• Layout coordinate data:
%%

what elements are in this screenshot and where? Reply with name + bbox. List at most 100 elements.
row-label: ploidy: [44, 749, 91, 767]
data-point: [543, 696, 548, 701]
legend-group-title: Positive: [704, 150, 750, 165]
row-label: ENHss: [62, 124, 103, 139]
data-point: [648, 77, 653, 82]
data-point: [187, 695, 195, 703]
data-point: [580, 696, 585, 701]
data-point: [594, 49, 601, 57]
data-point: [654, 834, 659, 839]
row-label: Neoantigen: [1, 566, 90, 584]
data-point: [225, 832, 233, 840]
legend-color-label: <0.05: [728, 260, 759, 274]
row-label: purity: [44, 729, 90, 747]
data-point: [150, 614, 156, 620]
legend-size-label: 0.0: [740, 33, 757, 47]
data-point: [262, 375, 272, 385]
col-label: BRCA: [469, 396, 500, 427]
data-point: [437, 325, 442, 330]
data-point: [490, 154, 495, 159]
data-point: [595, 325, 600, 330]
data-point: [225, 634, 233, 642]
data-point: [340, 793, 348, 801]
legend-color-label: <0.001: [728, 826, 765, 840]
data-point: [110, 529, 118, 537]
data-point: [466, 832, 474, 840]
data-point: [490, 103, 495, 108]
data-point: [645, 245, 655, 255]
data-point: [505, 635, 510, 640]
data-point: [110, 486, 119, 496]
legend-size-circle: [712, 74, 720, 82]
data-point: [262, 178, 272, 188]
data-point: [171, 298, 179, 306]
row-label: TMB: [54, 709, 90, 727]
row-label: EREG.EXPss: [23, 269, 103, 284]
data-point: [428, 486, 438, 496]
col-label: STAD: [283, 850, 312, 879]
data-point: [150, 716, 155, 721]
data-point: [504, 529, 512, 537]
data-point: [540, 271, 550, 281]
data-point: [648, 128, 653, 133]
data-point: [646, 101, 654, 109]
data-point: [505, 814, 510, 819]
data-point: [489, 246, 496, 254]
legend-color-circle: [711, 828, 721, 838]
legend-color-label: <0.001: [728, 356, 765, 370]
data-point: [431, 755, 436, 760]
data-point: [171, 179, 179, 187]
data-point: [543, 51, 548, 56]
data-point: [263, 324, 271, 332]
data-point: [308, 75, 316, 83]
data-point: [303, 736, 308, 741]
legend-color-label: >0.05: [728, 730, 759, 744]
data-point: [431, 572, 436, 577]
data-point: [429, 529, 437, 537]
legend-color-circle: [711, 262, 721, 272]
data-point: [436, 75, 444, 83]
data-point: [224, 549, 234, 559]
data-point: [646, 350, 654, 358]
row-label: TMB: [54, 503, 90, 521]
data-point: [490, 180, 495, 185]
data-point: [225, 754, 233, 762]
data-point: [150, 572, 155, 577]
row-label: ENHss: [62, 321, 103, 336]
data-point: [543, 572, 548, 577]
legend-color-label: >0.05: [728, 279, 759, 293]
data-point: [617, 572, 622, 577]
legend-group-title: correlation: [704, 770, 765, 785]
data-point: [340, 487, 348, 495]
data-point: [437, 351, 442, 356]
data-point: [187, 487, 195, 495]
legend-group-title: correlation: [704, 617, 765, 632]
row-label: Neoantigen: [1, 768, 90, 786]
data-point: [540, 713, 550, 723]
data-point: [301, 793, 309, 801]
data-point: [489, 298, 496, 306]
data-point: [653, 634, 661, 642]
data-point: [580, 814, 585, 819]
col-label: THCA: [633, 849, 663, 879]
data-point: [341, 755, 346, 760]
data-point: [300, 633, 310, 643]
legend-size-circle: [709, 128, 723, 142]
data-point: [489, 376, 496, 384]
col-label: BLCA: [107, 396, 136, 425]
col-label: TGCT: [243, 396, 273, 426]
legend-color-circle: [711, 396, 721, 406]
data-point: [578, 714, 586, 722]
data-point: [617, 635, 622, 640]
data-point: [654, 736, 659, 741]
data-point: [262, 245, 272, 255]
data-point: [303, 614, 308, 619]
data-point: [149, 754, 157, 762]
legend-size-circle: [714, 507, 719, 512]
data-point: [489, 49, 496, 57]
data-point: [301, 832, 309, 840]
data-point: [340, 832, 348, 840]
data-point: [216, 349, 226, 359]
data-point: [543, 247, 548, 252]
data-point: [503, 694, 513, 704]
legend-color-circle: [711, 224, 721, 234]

%%

• Your objective:
Return every line of the records above with no changes at all.

• Reply:
what elements are in this screenshot and where? Reply with name + bbox. List at most 100 elements.
row-label: ploidy: [44, 749, 91, 767]
data-point: [543, 696, 548, 701]
legend-group-title: Positive: [704, 150, 750, 165]
row-label: ENHss: [62, 124, 103, 139]
data-point: [648, 77, 653, 82]
data-point: [187, 695, 195, 703]
data-point: [580, 696, 585, 701]
data-point: [594, 49, 601, 57]
data-point: [654, 834, 659, 839]
row-label: Neoantigen: [1, 566, 90, 584]
data-point: [225, 832, 233, 840]
legend-color-label: <0.05: [728, 260, 759, 274]
row-label: purity: [44, 729, 90, 747]
data-point: [150, 614, 156, 620]
legend-size-label: 0.0: [740, 33, 757, 47]
data-point: [262, 375, 272, 385]
col-label: BRCA: [469, 396, 500, 427]
data-point: [437, 325, 442, 330]
data-point: [490, 154, 495, 159]
data-point: [595, 325, 600, 330]
data-point: [225, 634, 233, 642]
data-point: [340, 793, 348, 801]
legend-color-label: <0.001: [728, 826, 765, 840]
data-point: [110, 529, 118, 537]
data-point: [466, 832, 474, 840]
data-point: [490, 103, 495, 108]
data-point: [645, 245, 655, 255]
data-point: [505, 635, 510, 640]
data-point: [110, 486, 119, 496]
legend-size-circle: [712, 74, 720, 82]
data-point: [262, 178, 272, 188]
data-point: [171, 298, 179, 306]
row-label: TMB: [54, 709, 90, 727]
row-label: EREG.EXPss: [23, 269, 103, 284]
data-point: [428, 486, 438, 496]
col-label: STAD: [283, 850, 312, 879]
data-point: [150, 716, 155, 721]
data-point: [504, 529, 512, 537]
data-point: [540, 271, 550, 281]
data-point: [648, 128, 653, 133]
data-point: [646, 101, 654, 109]
data-point: [505, 814, 510, 819]
data-point: [489, 246, 496, 254]
legend-color-circle: [711, 828, 721, 838]
legend-color-label: <0.001: [728, 356, 765, 370]
data-point: [431, 755, 436, 760]
data-point: [171, 179, 179, 187]
data-point: [543, 51, 548, 56]
data-point: [263, 324, 271, 332]
data-point: [308, 75, 316, 83]
data-point: [303, 736, 308, 741]
legend-color-label: >0.05: [728, 730, 759, 744]
data-point: [431, 572, 436, 577]
data-point: [429, 529, 437, 537]
legend-color-circle: [711, 262, 721, 272]
data-point: [436, 75, 444, 83]
data-point: [224, 549, 234, 559]
data-point: [646, 350, 654, 358]
row-label: TMB: [54, 503, 90, 521]
data-point: [490, 180, 495, 185]
data-point: [225, 754, 233, 762]
data-point: [150, 572, 155, 577]
row-label: ENHss: [62, 321, 103, 336]
data-point: [543, 572, 548, 577]
legend-color-label: >0.05: [728, 279, 759, 293]
data-point: [617, 572, 622, 577]
legend-group-title: correlation: [704, 770, 765, 785]
data-point: [340, 487, 348, 495]
data-point: [437, 351, 442, 356]
data-point: [187, 487, 195, 495]
legend-group-title: correlation: [704, 617, 765, 632]
row-label: Neoantigen: [1, 768, 90, 786]
data-point: [540, 713, 550, 723]
data-point: [301, 793, 309, 801]
data-point: [489, 298, 496, 306]
data-point: [653, 634, 661, 642]
data-point: [580, 814, 585, 819]
col-label: THCA: [633, 849, 663, 879]
data-point: [341, 755, 346, 760]
data-point: [300, 633, 310, 643]
legend-size-circle: [709, 128, 723, 142]
data-point: [489, 376, 496, 384]
col-label: BLCA: [107, 396, 136, 425]
col-label: TGCT: [243, 396, 273, 426]
legend-color-circle: [711, 396, 721, 406]
data-point: [578, 714, 586, 722]
data-point: [617, 635, 622, 640]
data-point: [654, 736, 659, 741]
data-point: [262, 245, 272, 255]
data-point: [303, 614, 308, 619]
data-point: [149, 754, 157, 762]
legend-size-circle: [714, 507, 719, 512]
data-point: [489, 49, 496, 57]
data-point: [301, 832, 309, 840]
data-point: [340, 832, 348, 840]
data-point: [216, 349, 226, 359]
data-point: [543, 247, 548, 252]
data-point: [503, 694, 513, 704]
legend-color-circle: [711, 224, 721, 234]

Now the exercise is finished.